The task:
Repeat every entry word for word, but leave the images out of your copy.
<<<<
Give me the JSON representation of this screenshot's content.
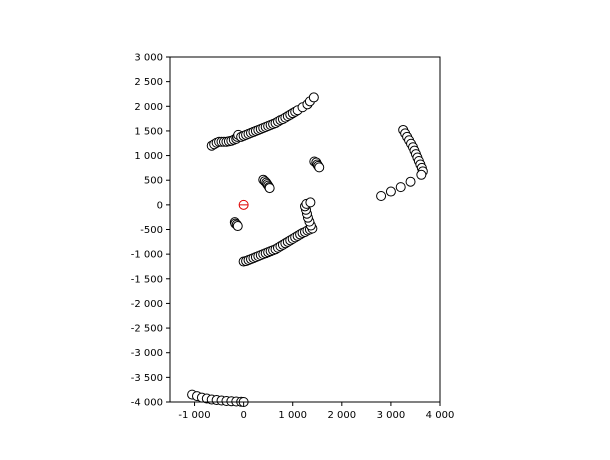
{
  "chart_data": {
    "type": "scatter",
    "title": "",
    "xlabel": "",
    "ylabel": "",
    "xlim": [
      -1500,
      4000
    ],
    "ylim": [
      -4000,
      3000
    ],
    "grid": false,
    "xticks": [
      -1000,
      0,
      1000,
      2000,
      3000,
      4000
    ],
    "xtick_labels": [
      "-1 000",
      "0",
      "1 000",
      "2 000",
      "3 000",
      "4 000"
    ],
    "yticks": [
      -4000,
      -3500,
      -3000,
      -2500,
      -2000,
      -1500,
      -1000,
      -500,
      0,
      500,
      1000,
      1500,
      2000,
      2500,
      3000
    ],
    "ytick_labels": [
      "-4 000",
      "-3 500",
      "-3 000",
      "-2 500",
      "-2 000",
      "-1 500",
      "-1 000",
      "-500",
      "0",
      "500",
      "1 000",
      "1 500",
      "2 000",
      "2 500",
      "3 000"
    ],
    "colors": {
      "points_edge": "#000000",
      "points_fill": "#ffffff",
      "origin": "#e00000"
    },
    "origin_marker": {
      "x": 0,
      "y": 0
    },
    "series": [
      {
        "points": [
          [
            -650,
            1200
          ],
          [
            -600,
            1230
          ],
          [
            -550,
            1260
          ],
          [
            -500,
            1280
          ],
          [
            -450,
            1280
          ],
          [
            -400,
            1280
          ],
          [
            -350,
            1280
          ],
          [
            -300,
            1290
          ],
          [
            -250,
            1300
          ],
          [
            -200,
            1320
          ],
          [
            -150,
            1340
          ],
          [
            -130,
            1380
          ],
          [
            -110,
            1420
          ],
          [
            -50,
            1380
          ],
          [
            0,
            1400
          ],
          [
            50,
            1420
          ],
          [
            100,
            1440
          ],
          [
            150,
            1460
          ],
          [
            200,
            1480
          ],
          [
            250,
            1500
          ],
          [
            300,
            1520
          ],
          [
            350,
            1540
          ],
          [
            400,
            1560
          ],
          [
            450,
            1580
          ],
          [
            500,
            1600
          ],
          [
            550,
            1620
          ],
          [
            600,
            1640
          ],
          [
            650,
            1660
          ],
          [
            700,
            1690
          ],
          [
            750,
            1720
          ],
          [
            800,
            1740
          ],
          [
            850,
            1770
          ],
          [
            900,
            1800
          ],
          [
            950,
            1830
          ],
          [
            1000,
            1860
          ],
          [
            1050,
            1890
          ],
          [
            1100,
            1920
          ],
          [
            1200,
            1980
          ],
          [
            1300,
            2040
          ],
          [
            1350,
            2100
          ],
          [
            1430,
            2180
          ],
          [
            400,
            510
          ],
          [
            430,
            480
          ],
          [
            460,
            450
          ],
          [
            480,
            420
          ],
          [
            500,
            390
          ],
          [
            520,
            360
          ],
          [
            530,
            340
          ],
          [
            1440,
            880
          ],
          [
            1480,
            860
          ],
          [
            1500,
            820
          ],
          [
            1520,
            790
          ],
          [
            1540,
            760
          ],
          [
            -180,
            -350
          ],
          [
            -170,
            -380
          ],
          [
            -140,
            -400
          ],
          [
            -120,
            -430
          ],
          [
            0,
            -1150
          ],
          [
            50,
            -1140
          ],
          [
            100,
            -1120
          ],
          [
            150,
            -1100
          ],
          [
            200,
            -1080
          ],
          [
            250,
            -1060
          ],
          [
            300,
            -1040
          ],
          [
            350,
            -1020
          ],
          [
            400,
            -1000
          ],
          [
            450,
            -980
          ],
          [
            500,
            -960
          ],
          [
            550,
            -940
          ],
          [
            600,
            -920
          ],
          [
            650,
            -900
          ],
          [
            700,
            -870
          ],
          [
            750,
            -840
          ],
          [
            800,
            -810
          ],
          [
            850,
            -780
          ],
          [
            900,
            -750
          ],
          [
            950,
            -720
          ],
          [
            1000,
            -690
          ],
          [
            1050,
            -660
          ],
          [
            1100,
            -630
          ],
          [
            1150,
            -600
          ],
          [
            1200,
            -570
          ],
          [
            1250,
            -550
          ],
          [
            1300,
            -520
          ],
          [
            1350,
            -500
          ],
          [
            1400,
            -480
          ],
          [
            1370,
            -420
          ],
          [
            1340,
            -340
          ],
          [
            1310,
            -260
          ],
          [
            1290,
            -180
          ],
          [
            1270,
            -100
          ],
          [
            1250,
            -30
          ],
          [
            1280,
            20
          ],
          [
            1360,
            50
          ],
          [
            3250,
            1520
          ],
          [
            3290,
            1450
          ],
          [
            3330,
            1380
          ],
          [
            3370,
            1310
          ],
          [
            3410,
            1240
          ],
          [
            3450,
            1170
          ],
          [
            3480,
            1100
          ],
          [
            3510,
            1030
          ],
          [
            3540,
            960
          ],
          [
            3570,
            890
          ],
          [
            3600,
            820
          ],
          [
            3630,
            750
          ],
          [
            3650,
            680
          ],
          [
            3620,
            610
          ],
          [
            2800,
            180
          ],
          [
            3000,
            270
          ],
          [
            3200,
            360
          ],
          [
            3400,
            470
          ],
          [
            -1050,
            -3850
          ],
          [
            -950,
            -3880
          ],
          [
            -850,
            -3910
          ],
          [
            -750,
            -3930
          ],
          [
            -650,
            -3950
          ],
          [
            -550,
            -3960
          ],
          [
            -450,
            -3970
          ],
          [
            -350,
            -3980
          ],
          [
            -250,
            -3985
          ],
          [
            -150,
            -3990
          ],
          [
            -50,
            -3995
          ],
          [
            0,
            -4000
          ]
        ]
      }
    ]
  }
}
>>>>
Answer:
Give me the JSON representation of this screenshot's content.
{
  "chart_data": {
    "type": "scatter",
    "title": "",
    "xlabel": "",
    "ylabel": "",
    "xlim": [
      -1500,
      4000
    ],
    "ylim": [
      -4000,
      3000
    ],
    "grid": false,
    "xticks": [
      -1000,
      0,
      1000,
      2000,
      3000,
      4000
    ],
    "xtick_labels": [
      "-1 000",
      "0",
      "1 000",
      "2 000",
      "3 000",
      "4 000"
    ],
    "yticks": [
      -4000,
      -3500,
      -3000,
      -2500,
      -2000,
      -1500,
      -1000,
      -500,
      0,
      500,
      1000,
      1500,
      2000,
      2500,
      3000
    ],
    "ytick_labels": [
      "-4 000",
      "-3 500",
      "-3 000",
      "-2 500",
      "-2 000",
      "-1 500",
      "-1 000",
      "-500",
      "0",
      "500",
      "1 000",
      "1 500",
      "2 000",
      "2 500",
      "3 000"
    ],
    "colors": {
      "points_edge": "#000000",
      "points_fill": "#ffffff",
      "origin": "#e00000"
    },
    "origin_marker": {
      "x": 0,
      "y": 0
    },
    "series": [
      {
        "points": [
          [
            -650,
            1200
          ],
          [
            -600,
            1230
          ],
          [
            -550,
            1260
          ],
          [
            -500,
            1280
          ],
          [
            -450,
            1280
          ],
          [
            -400,
            1280
          ],
          [
            -350,
            1280
          ],
          [
            -300,
            1290
          ],
          [
            -250,
            1300
          ],
          [
            -200,
            1320
          ],
          [
            -150,
            1340
          ],
          [
            -130,
            1380
          ],
          [
            -110,
            1420
          ],
          [
            -50,
            1380
          ],
          [
            0,
            1400
          ],
          [
            50,
            1420
          ],
          [
            100,
            1440
          ],
          [
            150,
            1460
          ],
          [
            200,
            1480
          ],
          [
            250,
            1500
          ],
          [
            300,
            1520
          ],
          [
            350,
            1540
          ],
          [
            400,
            1560
          ],
          [
            450,
            1580
          ],
          [
            500,
            1600
          ],
          [
            550,
            1620
          ],
          [
            600,
            1640
          ],
          [
            650,
            1660
          ],
          [
            700,
            1690
          ],
          [
            750,
            1720
          ],
          [
            800,
            1740
          ],
          [
            850,
            1770
          ],
          [
            900,
            1800
          ],
          [
            950,
            1830
          ],
          [
            1000,
            1860
          ],
          [
            1050,
            1890
          ],
          [
            1100,
            1920
          ],
          [
            1200,
            1980
          ],
          [
            1300,
            2040
          ],
          [
            1350,
            2100
          ],
          [
            1430,
            2180
          ],
          [
            400,
            510
          ],
          [
            430,
            480
          ],
          [
            460,
            450
          ],
          [
            480,
            420
          ],
          [
            500,
            390
          ],
          [
            520,
            360
          ],
          [
            530,
            340
          ],
          [
            1440,
            880
          ],
          [
            1480,
            860
          ],
          [
            1500,
            820
          ],
          [
            1520,
            790
          ],
          [
            1540,
            760
          ],
          [
            -180,
            -350
          ],
          [
            -170,
            -380
          ],
          [
            -140,
            -400
          ],
          [
            -120,
            -430
          ],
          [
            0,
            -1150
          ],
          [
            50,
            -1140
          ],
          [
            100,
            -1120
          ],
          [
            150,
            -1100
          ],
          [
            200,
            -1080
          ],
          [
            250,
            -1060
          ],
          [
            300,
            -1040
          ],
          [
            350,
            -1020
          ],
          [
            400,
            -1000
          ],
          [
            450,
            -980
          ],
          [
            500,
            -960
          ],
          [
            550,
            -940
          ],
          [
            600,
            -920
          ],
          [
            650,
            -900
          ],
          [
            700,
            -870
          ],
          [
            750,
            -840
          ],
          [
            800,
            -810
          ],
          [
            850,
            -780
          ],
          [
            900,
            -750
          ],
          [
            950,
            -720
          ],
          [
            1000,
            -690
          ],
          [
            1050,
            -660
          ],
          [
            1100,
            -630
          ],
          [
            1150,
            -600
          ],
          [
            1200,
            -570
          ],
          [
            1250,
            -550
          ],
          [
            1300,
            -520
          ],
          [
            1350,
            -500
          ],
          [
            1400,
            -480
          ],
          [
            1370,
            -420
          ],
          [
            1340,
            -340
          ],
          [
            1310,
            -260
          ],
          [
            1290,
            -180
          ],
          [
            1270,
            -100
          ],
          [
            1250,
            -30
          ],
          [
            1280,
            20
          ],
          [
            1360,
            50
          ],
          [
            3250,
            1520
          ],
          [
            3290,
            1450
          ],
          [
            3330,
            1380
          ],
          [
            3370,
            1310
          ],
          [
            3410,
            1240
          ],
          [
            3450,
            1170
          ],
          [
            3480,
            1100
          ],
          [
            3510,
            1030
          ],
          [
            3540,
            960
          ],
          [
            3570,
            890
          ],
          [
            3600,
            820
          ],
          [
            3630,
            750
          ],
          [
            3650,
            680
          ],
          [
            3620,
            610
          ],
          [
            2800,
            180
          ],
          [
            3000,
            270
          ],
          [
            3200,
            360
          ],
          [
            3400,
            470
          ],
          [
            -1050,
            -3850
          ],
          [
            -950,
            -3880
          ],
          [
            -850,
            -3910
          ],
          [
            -750,
            -3930
          ],
          [
            -650,
            -3950
          ],
          [
            -550,
            -3960
          ],
          [
            -450,
            -3970
          ],
          [
            -350,
            -3980
          ],
          [
            -250,
            -3985
          ],
          [
            -150,
            -3990
          ],
          [
            -50,
            -3995
          ],
          [
            0,
            -4000
          ]
        ]
      }
    ]
  }
}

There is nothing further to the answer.